Written exercise: What is the number of lines in the entries that include the word "name"? Respond with the number only.

[Items from a figure collection]
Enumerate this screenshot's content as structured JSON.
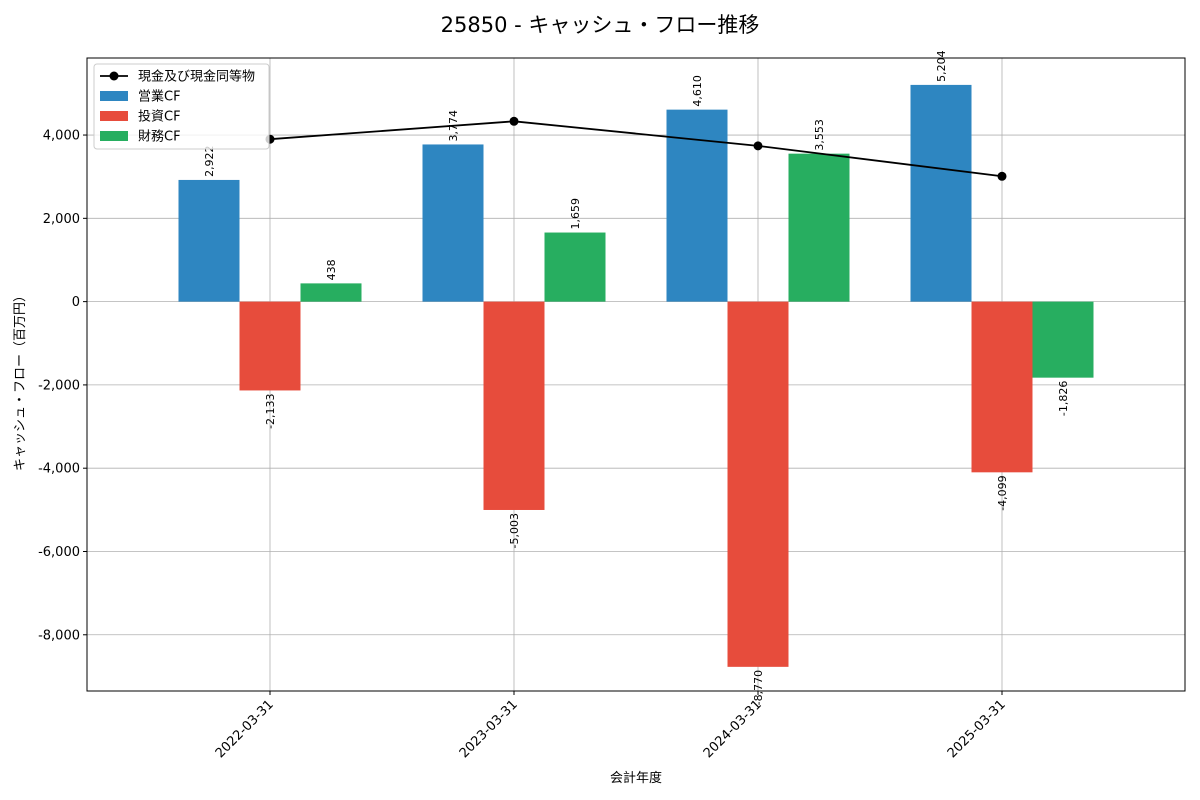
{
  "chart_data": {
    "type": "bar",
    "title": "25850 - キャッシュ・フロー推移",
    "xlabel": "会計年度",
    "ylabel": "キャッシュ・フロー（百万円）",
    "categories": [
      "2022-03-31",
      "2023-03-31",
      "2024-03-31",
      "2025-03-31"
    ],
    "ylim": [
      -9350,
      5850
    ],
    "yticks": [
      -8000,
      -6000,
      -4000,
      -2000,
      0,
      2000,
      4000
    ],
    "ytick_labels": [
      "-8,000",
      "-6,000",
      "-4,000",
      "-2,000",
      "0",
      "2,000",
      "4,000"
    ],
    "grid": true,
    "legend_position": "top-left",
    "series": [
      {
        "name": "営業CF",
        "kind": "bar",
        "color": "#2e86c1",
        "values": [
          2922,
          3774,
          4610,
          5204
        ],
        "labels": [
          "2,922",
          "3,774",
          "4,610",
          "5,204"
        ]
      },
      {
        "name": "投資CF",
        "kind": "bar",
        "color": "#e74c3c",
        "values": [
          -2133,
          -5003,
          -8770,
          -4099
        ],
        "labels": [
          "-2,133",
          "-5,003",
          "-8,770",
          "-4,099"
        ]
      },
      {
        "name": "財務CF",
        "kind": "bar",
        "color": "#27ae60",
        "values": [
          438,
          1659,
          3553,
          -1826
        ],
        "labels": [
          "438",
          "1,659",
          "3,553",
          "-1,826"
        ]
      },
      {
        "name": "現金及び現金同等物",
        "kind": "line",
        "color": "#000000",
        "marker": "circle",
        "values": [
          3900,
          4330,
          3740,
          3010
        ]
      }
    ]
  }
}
...
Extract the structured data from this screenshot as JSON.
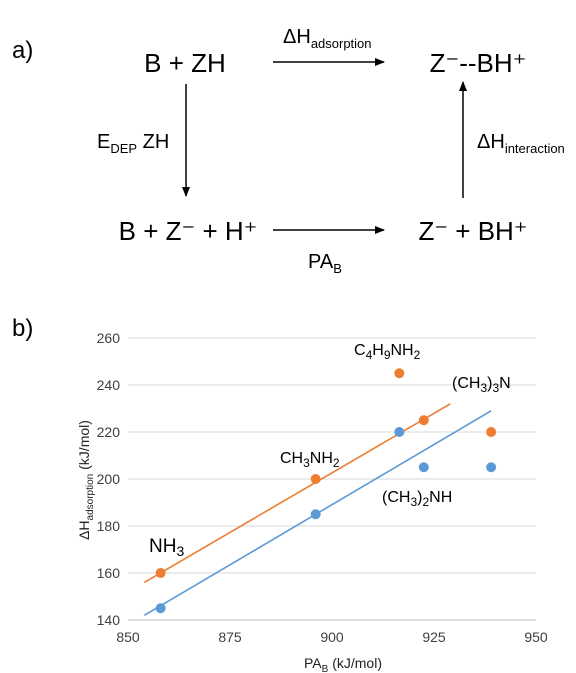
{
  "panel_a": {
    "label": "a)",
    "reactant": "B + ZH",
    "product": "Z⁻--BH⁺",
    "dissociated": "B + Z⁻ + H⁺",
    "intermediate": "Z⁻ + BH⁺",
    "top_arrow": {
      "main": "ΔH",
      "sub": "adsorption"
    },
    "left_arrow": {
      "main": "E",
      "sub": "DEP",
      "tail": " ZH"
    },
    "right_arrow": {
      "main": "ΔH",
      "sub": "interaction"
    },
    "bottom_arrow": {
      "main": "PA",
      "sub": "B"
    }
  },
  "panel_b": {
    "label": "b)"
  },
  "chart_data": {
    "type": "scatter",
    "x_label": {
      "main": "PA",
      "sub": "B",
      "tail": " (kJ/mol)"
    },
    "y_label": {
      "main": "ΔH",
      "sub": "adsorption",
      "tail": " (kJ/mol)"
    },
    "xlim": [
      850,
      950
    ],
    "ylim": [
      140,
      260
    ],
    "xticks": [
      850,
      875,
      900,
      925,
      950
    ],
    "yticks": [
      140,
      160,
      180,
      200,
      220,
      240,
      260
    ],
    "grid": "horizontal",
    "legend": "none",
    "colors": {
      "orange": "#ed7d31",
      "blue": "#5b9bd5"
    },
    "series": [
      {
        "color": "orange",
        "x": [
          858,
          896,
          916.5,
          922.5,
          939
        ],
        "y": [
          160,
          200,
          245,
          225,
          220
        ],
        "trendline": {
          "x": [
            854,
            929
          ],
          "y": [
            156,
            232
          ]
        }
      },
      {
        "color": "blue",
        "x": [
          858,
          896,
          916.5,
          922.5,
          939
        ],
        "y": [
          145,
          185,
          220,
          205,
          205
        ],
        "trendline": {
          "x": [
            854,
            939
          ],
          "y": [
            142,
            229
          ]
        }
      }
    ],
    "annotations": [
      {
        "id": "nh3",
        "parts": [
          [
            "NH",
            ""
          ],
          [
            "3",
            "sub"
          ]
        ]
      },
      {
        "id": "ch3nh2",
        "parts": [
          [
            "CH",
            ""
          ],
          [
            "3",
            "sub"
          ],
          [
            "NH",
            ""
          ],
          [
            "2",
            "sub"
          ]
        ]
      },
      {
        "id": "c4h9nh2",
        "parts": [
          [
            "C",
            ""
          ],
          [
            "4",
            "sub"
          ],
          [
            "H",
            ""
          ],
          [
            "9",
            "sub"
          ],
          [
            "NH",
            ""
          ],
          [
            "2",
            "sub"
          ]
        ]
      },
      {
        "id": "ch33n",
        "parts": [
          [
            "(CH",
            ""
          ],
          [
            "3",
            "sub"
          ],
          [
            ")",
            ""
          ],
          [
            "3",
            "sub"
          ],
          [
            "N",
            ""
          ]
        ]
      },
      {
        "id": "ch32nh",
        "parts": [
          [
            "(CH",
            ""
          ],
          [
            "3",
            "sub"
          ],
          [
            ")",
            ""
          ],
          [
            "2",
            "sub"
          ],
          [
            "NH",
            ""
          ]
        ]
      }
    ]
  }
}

Full answer: 4